## What you have to do
In the entries below, find every line holding the string "Warning" and collect it.

## Information given
+--
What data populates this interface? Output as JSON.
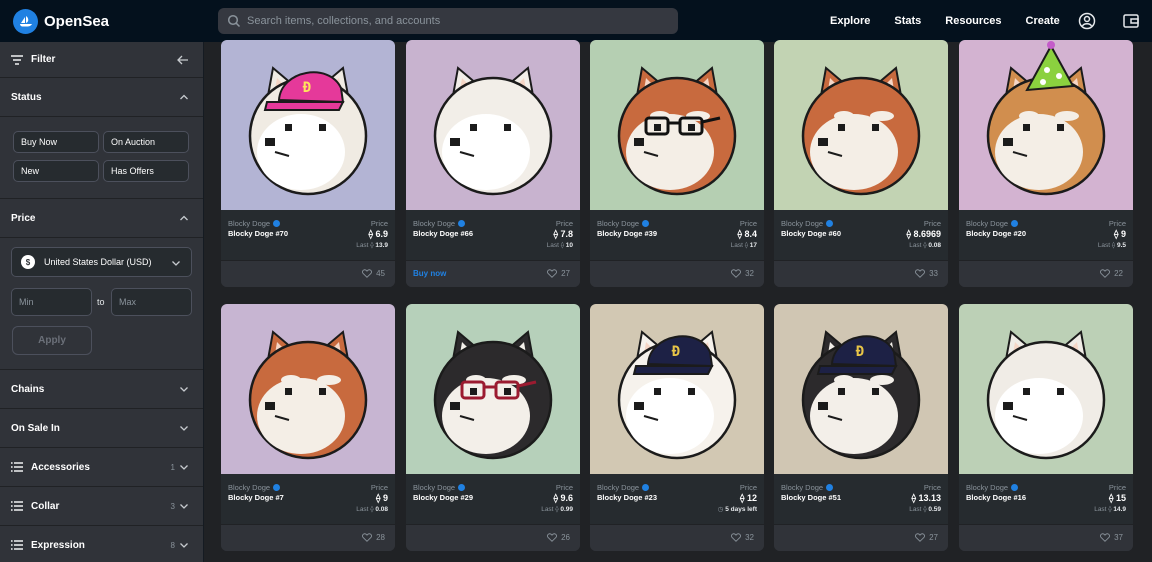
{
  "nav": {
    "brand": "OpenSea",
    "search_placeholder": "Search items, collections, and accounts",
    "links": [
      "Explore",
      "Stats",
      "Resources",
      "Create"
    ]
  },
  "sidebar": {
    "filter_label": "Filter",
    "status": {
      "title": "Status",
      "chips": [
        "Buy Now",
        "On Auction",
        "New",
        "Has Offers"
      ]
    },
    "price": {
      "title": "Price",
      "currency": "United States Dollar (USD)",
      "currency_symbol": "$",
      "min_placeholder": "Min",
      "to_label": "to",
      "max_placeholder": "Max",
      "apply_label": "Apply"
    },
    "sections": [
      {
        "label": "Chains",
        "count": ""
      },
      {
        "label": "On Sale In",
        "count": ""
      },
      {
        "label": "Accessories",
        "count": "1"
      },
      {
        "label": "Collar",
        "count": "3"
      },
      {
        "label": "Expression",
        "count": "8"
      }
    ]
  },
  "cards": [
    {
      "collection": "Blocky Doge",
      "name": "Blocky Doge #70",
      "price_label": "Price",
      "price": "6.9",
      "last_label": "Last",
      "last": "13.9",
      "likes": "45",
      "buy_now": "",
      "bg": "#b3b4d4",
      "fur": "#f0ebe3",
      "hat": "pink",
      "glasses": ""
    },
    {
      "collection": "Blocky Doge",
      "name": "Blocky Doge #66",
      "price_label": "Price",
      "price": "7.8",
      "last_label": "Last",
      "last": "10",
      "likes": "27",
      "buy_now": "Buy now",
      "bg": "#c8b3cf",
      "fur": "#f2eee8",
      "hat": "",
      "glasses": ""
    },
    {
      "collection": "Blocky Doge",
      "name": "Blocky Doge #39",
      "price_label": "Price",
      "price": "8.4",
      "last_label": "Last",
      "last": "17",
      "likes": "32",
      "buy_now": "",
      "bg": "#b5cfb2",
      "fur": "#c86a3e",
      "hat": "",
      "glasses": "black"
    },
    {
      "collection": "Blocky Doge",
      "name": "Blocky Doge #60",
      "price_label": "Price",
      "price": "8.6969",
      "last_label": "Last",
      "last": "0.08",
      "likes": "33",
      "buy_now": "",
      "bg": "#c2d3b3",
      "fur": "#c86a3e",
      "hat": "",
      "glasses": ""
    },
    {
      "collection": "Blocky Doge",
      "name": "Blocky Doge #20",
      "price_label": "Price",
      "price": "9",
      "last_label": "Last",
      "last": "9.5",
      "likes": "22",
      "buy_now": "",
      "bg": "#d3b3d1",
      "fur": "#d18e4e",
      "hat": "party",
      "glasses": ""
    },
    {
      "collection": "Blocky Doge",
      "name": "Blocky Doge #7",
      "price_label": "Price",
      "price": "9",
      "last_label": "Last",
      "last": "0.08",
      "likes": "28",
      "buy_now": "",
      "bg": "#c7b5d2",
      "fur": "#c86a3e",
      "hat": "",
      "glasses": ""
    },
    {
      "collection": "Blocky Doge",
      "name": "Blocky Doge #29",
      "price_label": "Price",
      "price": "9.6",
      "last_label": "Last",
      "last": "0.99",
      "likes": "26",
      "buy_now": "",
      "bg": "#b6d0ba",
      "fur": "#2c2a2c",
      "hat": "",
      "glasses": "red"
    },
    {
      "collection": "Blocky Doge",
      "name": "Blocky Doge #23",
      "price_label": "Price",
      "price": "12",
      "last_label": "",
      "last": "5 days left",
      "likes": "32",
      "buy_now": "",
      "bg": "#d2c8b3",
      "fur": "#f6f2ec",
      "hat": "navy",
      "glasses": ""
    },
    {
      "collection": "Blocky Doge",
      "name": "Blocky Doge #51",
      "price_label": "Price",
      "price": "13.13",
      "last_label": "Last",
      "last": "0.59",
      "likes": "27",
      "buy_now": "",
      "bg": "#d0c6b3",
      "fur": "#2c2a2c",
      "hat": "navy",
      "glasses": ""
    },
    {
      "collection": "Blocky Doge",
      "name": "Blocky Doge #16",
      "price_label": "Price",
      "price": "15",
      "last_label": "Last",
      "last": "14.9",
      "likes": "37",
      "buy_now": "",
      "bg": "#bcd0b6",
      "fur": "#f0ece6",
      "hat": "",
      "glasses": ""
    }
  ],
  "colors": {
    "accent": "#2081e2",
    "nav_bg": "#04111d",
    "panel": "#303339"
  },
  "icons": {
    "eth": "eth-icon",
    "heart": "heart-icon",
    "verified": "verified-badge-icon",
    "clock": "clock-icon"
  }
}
+--
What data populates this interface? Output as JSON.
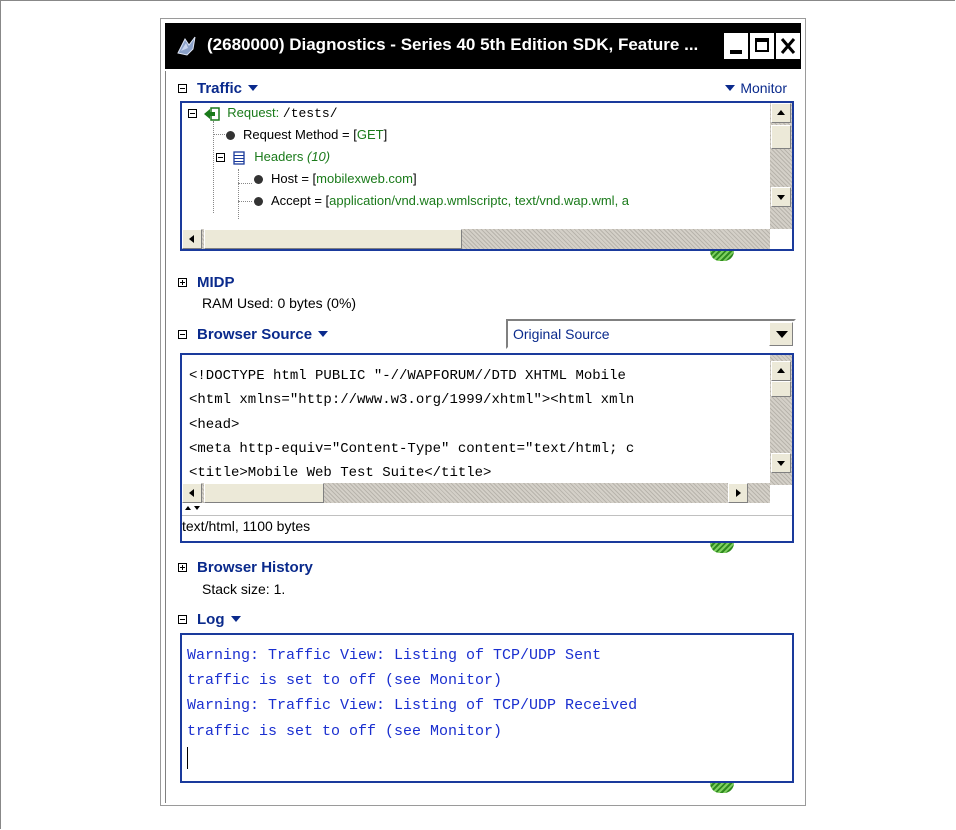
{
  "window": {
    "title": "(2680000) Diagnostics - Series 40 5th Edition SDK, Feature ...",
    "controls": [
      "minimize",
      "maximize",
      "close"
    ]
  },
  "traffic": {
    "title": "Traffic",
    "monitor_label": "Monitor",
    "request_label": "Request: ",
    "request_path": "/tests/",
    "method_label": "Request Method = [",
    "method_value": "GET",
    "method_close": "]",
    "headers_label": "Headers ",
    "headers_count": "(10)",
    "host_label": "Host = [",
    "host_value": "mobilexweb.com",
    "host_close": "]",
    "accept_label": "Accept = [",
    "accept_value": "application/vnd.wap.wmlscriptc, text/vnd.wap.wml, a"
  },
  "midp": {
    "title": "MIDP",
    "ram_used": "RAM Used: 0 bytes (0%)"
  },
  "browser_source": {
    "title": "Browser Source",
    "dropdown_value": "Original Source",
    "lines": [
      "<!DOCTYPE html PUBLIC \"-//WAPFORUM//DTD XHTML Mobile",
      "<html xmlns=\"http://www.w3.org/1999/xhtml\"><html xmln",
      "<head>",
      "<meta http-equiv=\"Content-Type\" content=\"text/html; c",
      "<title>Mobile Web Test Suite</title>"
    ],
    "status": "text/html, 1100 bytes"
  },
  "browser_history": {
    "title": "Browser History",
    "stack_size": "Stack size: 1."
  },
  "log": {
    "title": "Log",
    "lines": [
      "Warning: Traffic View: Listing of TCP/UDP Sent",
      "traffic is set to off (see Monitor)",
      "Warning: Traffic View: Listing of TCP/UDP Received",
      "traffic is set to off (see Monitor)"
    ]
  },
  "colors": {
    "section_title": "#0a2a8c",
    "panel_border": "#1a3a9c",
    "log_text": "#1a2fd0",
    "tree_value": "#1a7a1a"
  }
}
+--
## Finished answer
      "Warning: Traffic View: Listing of TCP/UDP Sent",
      "Warning: Traffic View: Listing of TCP/UDP Received",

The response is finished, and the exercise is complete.